- TASK GOAL
Provide only the number of lines where "SampleScene" occurs.

(Collected data entries)
[BEGIN]

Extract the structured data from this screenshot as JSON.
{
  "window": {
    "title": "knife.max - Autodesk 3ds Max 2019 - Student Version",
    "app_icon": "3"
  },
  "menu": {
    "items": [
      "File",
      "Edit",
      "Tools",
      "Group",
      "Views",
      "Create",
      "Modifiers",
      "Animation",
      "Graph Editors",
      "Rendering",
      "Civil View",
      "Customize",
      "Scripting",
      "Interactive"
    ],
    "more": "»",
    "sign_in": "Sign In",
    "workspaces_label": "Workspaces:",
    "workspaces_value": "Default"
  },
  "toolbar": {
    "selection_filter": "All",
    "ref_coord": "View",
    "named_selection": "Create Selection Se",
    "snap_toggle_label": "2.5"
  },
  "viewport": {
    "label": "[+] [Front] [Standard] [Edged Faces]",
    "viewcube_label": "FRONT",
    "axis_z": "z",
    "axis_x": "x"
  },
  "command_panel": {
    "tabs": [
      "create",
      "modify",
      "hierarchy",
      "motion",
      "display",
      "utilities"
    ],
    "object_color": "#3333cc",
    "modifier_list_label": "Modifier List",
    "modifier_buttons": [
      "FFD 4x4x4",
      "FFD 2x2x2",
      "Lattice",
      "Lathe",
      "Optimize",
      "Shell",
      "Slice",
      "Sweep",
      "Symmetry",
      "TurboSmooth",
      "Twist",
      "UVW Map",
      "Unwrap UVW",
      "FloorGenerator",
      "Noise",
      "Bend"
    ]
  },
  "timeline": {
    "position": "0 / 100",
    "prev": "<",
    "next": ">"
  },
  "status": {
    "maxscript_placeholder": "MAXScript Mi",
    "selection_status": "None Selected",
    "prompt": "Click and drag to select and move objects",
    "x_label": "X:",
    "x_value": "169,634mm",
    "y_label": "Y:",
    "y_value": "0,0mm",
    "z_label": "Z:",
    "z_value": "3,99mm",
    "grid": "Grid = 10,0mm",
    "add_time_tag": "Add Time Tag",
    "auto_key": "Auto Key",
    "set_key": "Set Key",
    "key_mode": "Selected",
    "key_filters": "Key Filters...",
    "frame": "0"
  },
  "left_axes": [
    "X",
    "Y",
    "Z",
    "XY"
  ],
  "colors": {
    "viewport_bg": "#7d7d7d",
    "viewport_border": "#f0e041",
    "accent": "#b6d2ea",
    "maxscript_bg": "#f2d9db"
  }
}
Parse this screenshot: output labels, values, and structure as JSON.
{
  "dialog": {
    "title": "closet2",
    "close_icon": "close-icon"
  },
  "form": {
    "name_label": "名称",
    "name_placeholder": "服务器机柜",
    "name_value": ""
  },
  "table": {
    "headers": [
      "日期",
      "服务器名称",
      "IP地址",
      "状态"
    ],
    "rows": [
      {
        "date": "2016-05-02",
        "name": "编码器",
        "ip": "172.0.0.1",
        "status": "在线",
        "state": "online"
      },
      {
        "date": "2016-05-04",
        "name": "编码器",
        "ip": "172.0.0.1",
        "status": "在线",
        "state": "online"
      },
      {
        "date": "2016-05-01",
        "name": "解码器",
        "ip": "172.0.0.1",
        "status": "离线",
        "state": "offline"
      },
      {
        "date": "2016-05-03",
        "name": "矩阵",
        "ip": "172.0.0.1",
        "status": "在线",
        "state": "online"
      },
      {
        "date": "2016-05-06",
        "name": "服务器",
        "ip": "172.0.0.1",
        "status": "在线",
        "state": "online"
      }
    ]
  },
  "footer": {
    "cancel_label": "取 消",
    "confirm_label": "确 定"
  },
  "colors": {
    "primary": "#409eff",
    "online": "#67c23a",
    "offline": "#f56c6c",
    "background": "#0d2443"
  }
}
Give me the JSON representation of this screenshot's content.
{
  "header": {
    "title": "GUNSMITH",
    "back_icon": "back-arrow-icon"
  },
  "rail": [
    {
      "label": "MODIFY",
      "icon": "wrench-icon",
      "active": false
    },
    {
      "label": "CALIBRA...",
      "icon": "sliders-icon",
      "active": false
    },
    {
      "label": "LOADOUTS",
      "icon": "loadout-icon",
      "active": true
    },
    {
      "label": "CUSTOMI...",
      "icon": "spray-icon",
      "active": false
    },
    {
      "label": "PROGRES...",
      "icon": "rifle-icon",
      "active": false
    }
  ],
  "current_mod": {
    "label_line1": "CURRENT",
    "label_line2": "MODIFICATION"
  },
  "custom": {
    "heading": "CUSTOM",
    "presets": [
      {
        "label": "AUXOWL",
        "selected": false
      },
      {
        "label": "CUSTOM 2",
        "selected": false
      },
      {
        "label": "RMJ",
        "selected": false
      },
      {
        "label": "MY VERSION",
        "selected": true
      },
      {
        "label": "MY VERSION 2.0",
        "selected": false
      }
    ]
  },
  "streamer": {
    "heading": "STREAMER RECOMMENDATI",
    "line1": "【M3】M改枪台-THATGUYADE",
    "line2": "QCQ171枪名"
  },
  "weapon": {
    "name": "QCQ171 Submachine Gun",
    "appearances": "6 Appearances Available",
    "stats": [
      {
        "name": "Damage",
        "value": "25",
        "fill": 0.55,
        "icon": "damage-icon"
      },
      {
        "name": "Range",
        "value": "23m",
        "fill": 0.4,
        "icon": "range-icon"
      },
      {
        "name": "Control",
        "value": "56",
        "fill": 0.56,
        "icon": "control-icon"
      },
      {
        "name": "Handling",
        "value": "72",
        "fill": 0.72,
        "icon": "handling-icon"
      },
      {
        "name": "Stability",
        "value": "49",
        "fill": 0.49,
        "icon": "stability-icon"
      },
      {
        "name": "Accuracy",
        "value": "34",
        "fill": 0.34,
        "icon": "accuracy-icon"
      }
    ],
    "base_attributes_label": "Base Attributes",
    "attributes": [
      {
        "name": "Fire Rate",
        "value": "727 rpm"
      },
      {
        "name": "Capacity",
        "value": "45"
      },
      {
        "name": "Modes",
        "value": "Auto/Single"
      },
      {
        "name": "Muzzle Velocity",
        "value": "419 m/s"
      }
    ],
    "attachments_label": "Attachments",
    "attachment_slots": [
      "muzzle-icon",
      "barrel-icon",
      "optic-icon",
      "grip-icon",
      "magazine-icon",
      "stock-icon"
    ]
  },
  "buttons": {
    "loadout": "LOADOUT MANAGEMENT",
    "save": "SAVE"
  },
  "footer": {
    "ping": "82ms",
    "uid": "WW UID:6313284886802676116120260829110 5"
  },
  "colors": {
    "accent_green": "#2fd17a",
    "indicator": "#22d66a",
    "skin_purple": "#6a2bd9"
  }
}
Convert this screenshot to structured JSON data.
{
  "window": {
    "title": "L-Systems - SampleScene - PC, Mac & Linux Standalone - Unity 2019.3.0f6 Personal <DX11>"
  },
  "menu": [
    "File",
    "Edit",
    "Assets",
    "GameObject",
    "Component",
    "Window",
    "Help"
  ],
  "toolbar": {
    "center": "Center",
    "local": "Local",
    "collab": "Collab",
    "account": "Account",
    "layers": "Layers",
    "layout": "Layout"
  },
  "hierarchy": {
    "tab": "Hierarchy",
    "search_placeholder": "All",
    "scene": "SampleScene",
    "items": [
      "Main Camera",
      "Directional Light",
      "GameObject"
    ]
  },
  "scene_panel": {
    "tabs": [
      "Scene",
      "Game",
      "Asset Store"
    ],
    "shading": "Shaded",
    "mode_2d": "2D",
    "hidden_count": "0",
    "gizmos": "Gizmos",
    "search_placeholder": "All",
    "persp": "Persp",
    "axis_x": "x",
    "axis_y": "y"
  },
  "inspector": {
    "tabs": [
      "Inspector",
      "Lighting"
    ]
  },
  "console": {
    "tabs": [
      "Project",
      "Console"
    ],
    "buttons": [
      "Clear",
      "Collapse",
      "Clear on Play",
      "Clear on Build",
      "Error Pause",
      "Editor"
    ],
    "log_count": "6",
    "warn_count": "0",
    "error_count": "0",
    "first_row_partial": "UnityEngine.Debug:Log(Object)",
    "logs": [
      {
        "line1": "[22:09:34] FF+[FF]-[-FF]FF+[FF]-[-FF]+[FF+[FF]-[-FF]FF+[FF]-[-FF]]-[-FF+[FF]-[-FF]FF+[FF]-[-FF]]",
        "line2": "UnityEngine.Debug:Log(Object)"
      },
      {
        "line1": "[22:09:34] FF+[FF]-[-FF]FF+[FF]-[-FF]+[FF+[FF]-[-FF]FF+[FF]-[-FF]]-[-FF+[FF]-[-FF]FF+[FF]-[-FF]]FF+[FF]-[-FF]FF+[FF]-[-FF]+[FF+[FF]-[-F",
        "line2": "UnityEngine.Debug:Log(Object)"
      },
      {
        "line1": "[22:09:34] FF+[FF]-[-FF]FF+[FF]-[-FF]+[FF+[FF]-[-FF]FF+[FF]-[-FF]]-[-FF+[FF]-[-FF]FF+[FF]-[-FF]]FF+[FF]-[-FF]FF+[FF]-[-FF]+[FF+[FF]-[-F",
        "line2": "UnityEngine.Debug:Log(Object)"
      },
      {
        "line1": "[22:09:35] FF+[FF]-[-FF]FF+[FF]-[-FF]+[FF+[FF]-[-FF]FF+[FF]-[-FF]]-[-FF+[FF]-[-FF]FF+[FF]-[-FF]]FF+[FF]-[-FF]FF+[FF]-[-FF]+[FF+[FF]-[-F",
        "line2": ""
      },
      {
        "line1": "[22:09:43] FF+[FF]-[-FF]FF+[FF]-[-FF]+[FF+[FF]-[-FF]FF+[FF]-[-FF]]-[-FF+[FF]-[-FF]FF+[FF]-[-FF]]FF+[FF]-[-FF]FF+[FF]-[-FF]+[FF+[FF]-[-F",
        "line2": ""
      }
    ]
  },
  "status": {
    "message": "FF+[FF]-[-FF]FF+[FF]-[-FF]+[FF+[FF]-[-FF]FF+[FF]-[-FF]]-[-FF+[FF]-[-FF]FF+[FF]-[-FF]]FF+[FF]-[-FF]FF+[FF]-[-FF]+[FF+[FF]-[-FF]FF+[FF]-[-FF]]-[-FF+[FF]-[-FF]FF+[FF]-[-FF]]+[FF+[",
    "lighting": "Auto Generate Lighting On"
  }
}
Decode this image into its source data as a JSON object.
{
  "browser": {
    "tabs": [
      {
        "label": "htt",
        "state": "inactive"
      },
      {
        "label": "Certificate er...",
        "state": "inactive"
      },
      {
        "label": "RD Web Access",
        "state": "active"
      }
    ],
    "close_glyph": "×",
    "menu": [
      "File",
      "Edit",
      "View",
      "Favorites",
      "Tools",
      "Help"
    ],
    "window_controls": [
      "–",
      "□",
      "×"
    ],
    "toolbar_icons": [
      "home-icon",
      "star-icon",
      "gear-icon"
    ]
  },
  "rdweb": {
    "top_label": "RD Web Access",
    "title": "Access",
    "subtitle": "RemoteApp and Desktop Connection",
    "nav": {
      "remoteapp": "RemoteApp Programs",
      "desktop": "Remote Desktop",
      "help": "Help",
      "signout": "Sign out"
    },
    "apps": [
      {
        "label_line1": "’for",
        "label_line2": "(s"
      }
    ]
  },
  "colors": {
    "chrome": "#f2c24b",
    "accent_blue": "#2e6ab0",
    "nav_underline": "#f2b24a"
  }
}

[END]

- CORRECT OUTPUT
2